TO DO: Every entry should be repeated exactly. Omit the pictures.
— START OF DATASET —
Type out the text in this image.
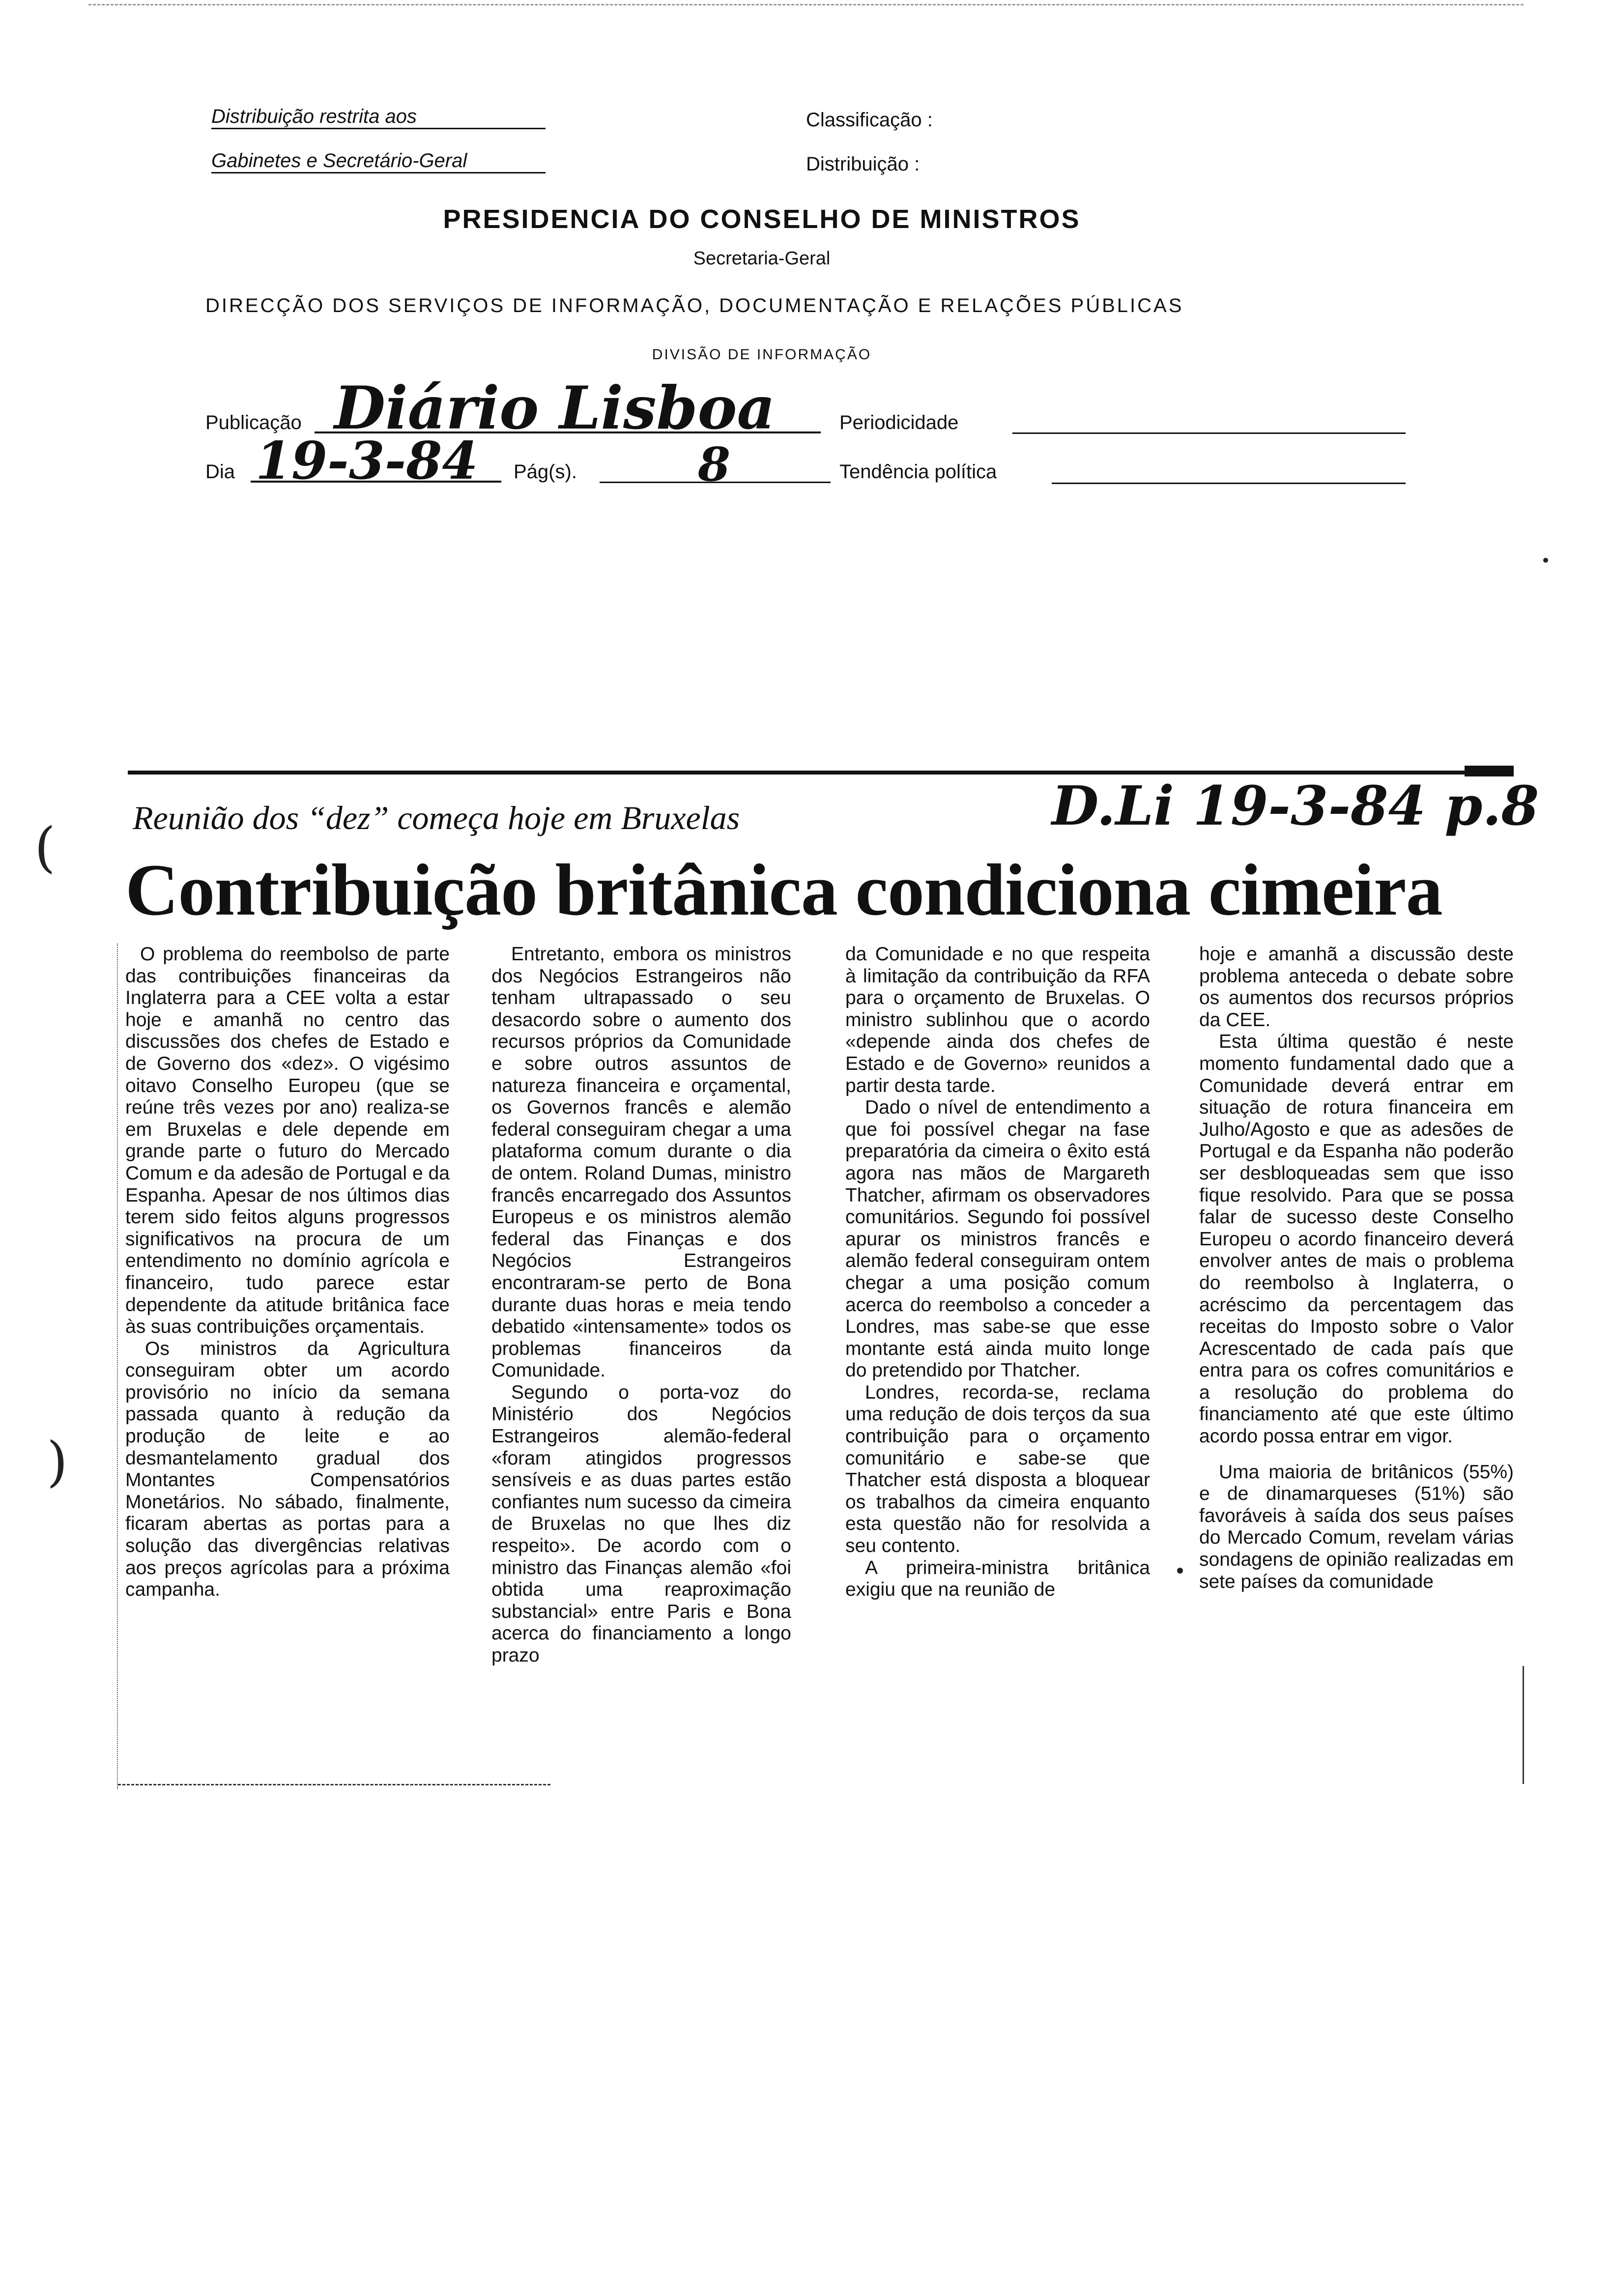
Distribuição restrita aos
Gabinetes e Secretário-Geral
Classificação :
Distribuição :
PRESIDENCIA DO CONSELHO DE MINISTROS
Secretaria-Geral
DIRECÇÃO DOS SERVIÇOS DE INFORMAÇÃO, DOCUMENTAÇÃO E RELAÇÕES PÚBLICAS
DIVISÃO DE INFORMAÇÃO
Publicação Diário Lisboa	Periodicidade
Dia 19-3-84 Pág(s).	8	Tendência política
Reunião dos “dez” começa hoje em Bruxelas	D.Li 19-3-84 p.8
Contribuição britânica condiciona cimeira
(
)

O problema do reembolso de parte das contribuições financeiras da Inglaterra para a CEE volta a estar hoje e amanhã no centro das discussões dos chefes de Estado e de Governo dos «dez». O vigésimo oitavo Conselho Europeu (que se reúne três vezes por ano) realiza-se em Bruxelas e dele depende em grande parte o futuro do Mercado Comum e da adesão de Portugal e da Espanha. Apesar de nos últimos dias terem sido feitos alguns progressos significativos na procura de um entendimento no domínio agrícola e financeiro, tudo parece estar dependente da atitude britânica face às suas contribuições orçamentais.

Os ministros da Agricultura conseguiram obter um acordo provisório no início da semana passada quanto à redução da produção de leite e ao desmantelamento gradual dos Montantes Compensatórios Monetários. No sábado, finalmente, ficaram abertas as portas para a solução das divergências relativas aos preços agrícolas para a próxima campanha.

Entretanto, embora os ministros dos Negócios Estrangeiros não tenham ultrapassado o seu desacordo sobre o aumento dos recursos próprios da Comunidade e sobre outros assuntos de natureza financeira e orçamental, os Governos francês e alemão federal conseguiram chegar a uma plataforma comum durante o dia de ontem. Roland Dumas, ministro francês encarregado dos Assuntos Europeus e os ministros alemão federal das Finanças e dos Negócios Estrangeiros encontraram-se perto de Bona durante duas horas e meia tendo debatido «intensamente» todos os problemas financeiros da Comunidade.

Segundo o porta-voz do Ministério dos Negócios Estrangeiros alemão-federal «foram atingidos progressos sensíveis e as duas partes estão confiantes num sucesso da cimeira de Bruxelas no que lhes diz respeito». De acordo com o ministro das Finanças alemão «foi obtida uma reaproximação substancial» entre Paris e Bona acerca do financiamento a longo prazo

da Comunidade e no que respeita à limitação da contribuição da RFA para o orçamento de Bruxelas. O ministro sublinhou que o acordo «depende ainda dos chefes de Estado e de Governo» reunidos a partir desta tarde.

Dado o nível de entendimento a que foi possível chegar na fase preparatória da cimeira o êxito está agora nas mãos de Margareth Thatcher, afirmam os observadores comunitários. Segundo foi possível apurar os ministros francês e alemão federal conseguiram ontem chegar a uma posição comum acerca do reembolso a conceder a Londres, mas sabe-se que esse montante está ainda muito longe do pretendido por Thatcher.

Londres, recorda-se, reclama uma redução de dois terços da sua contribuição para o orçamento comunitário e sabe-se que Thatcher está disposta a bloquear os trabalhos da cimeira enquanto esta questão não for resolvida a seu contento.

A primeira-ministra britânica exigiu que na reunião de

hoje e amanhã a discussão deste problema anteceda o debate sobre os aumentos dos recursos próprios da CEE.

Esta última questão é neste momento fundamental dado que a Comunidade deverá entrar em situação de rotura financeira em Julho/Agosto e que as adesões de Portugal e da Espanha não poderão ser desbloqueadas sem que isso fique resolvido. Para que se possa falar de sucesso deste Conselho Europeu o acordo financeiro deverá envolver antes de mais o problema do reembolso à Inglaterra, o acréscimo da percentagem das receitas do Imposto sobre o Valor Acrescentado de cada país que entra para os cofres comunitários e a resolução do problema do financiamento até que este último acordo possa entrar em vigor.

Uma maioria de britânicos (55%) e de dinamarqueses (51%) são favoráveis à saída dos seus países do Mercado Comum, revelam várias sondagens de opinião realizadas em sete países da comunidade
— END OF DATASET —
SOLUTION FOR THIS TASK:
Type out the text in this image.
Distribuição restrita aos
Gabinetes e Secretário-Geral
Classificação :
Distribuição :
PRESIDENCIA DO CONSELHO DE MINISTROS
Secretaria-Geral
DIRECÇÃO DOS SERVIÇOS DE INFORMAÇÃO, DOCUMENTAÇÃO E RELAÇÕES PÚBLICAS
DIVISÃO DE INFORMAÇÃO
Publicação Diário Lisboa	Periodicidade
Dia 19-3-84 Pág(s).	8	Tendência política
Reunião dos “dez” começa hoje em Bruxelas	D.Li 19-3-84 p.8
Contribuição britânica condiciona cimeira
(
)

O problema do reembolso de parte das contribuições financeiras da Inglaterra para a CEE volta a estar hoje e amanhã no centro das discussões dos chefes de Estado e de Governo dos «dez». O vigésimo oitavo Conselho Europeu (que se reúne três vezes por ano) realiza-se em Bruxelas e dele depende em grande parte o futuro do Mercado Comum e da adesão de Portugal e da Espanha. Apesar de nos últimos dias terem sido feitos alguns progressos significativos na procura de um entendimento no domínio agrícola e financeiro, tudo parece estar dependente da atitude britânica face às suas contribuições orçamentais.

Os ministros da Agricultura conseguiram obter um acordo provisório no início da semana passada quanto à redução da produção de leite e ao desmantelamento gradual dos Montantes Compensatórios Monetários. No sábado, finalmente, ficaram abertas as portas para a solução das divergências relativas aos preços agrícolas para a próxima campanha.

Entretanto, embora os ministros dos Negócios Estrangeiros não tenham ultrapassado o seu desacordo sobre o aumento dos recursos próprios da Comunidade e sobre outros assuntos de natureza financeira e orçamental, os Governos francês e alemão federal conseguiram chegar a uma plataforma comum durante o dia de ontem. Roland Dumas, ministro francês encarregado dos Assuntos Europeus e os ministros alemão federal das Finanças e dos Negócios Estrangeiros encontraram-se perto de Bona durante duas horas e meia tendo debatido «intensamente» todos os problemas financeiros da Comunidade.

Segundo o porta-voz do Ministério dos Negócios Estrangeiros alemão-federal «foram atingidos progressos sensíveis e as duas partes estão confiantes num sucesso da cimeira de Bruxelas no que lhes diz respeito». De acordo com o ministro das Finanças alemão «foi obtida uma reaproximação substancial» entre Paris e Bona acerca do financiamento a longo prazo

da Comunidade e no que respeita à limitação da contribuição da RFA para o orçamento de Bruxelas. O ministro sublinhou que o acordo «depende ainda dos chefes de Estado e de Governo» reunidos a partir desta tarde.

Dado o nível de entendimento a que foi possível chegar na fase preparatória da cimeira o êxito está agora nas mãos de Margareth Thatcher, afirmam os observadores comunitários. Segundo foi possível apurar os ministros francês e alemão federal conseguiram ontem chegar a uma posição comum acerca do reembolso a conceder a Londres, mas sabe-se que esse montante está ainda muito longe do pretendido por Thatcher.

Londres, recorda-se, reclama uma redução de dois terços da sua contribuição para o orçamento comunitário e sabe-se que Thatcher está disposta a bloquear os trabalhos da cimeira enquanto esta questão não for resolvida a seu contento.

A primeira-ministra britânica exigiu que na reunião de

hoje e amanhã a discussão deste problema anteceda o debate sobre os aumentos dos recursos próprios da CEE.

Esta última questão é neste momento fundamental dado que a Comunidade deverá entrar em situação de rotura financeira em Julho/Agosto e que as adesões de Portugal e da Espanha não poderão ser desbloqueadas sem que isso fique resolvido. Para que se possa falar de sucesso deste Conselho Europeu o acordo financeiro deverá envolver antes de mais o problema do reembolso à Inglaterra, o acréscimo da percentagem das receitas do Imposto sobre o Valor Acrescentado de cada país que entra para os cofres comunitários e a resolução do problema do financiamento até que este último acordo possa entrar em vigor.

Uma maioria de britânicos (55%) e de dinamarqueses (51%) são favoráveis à saída dos seus países do Mercado Comum, revelam várias sondagens de opinião realizadas em sete países da comunidade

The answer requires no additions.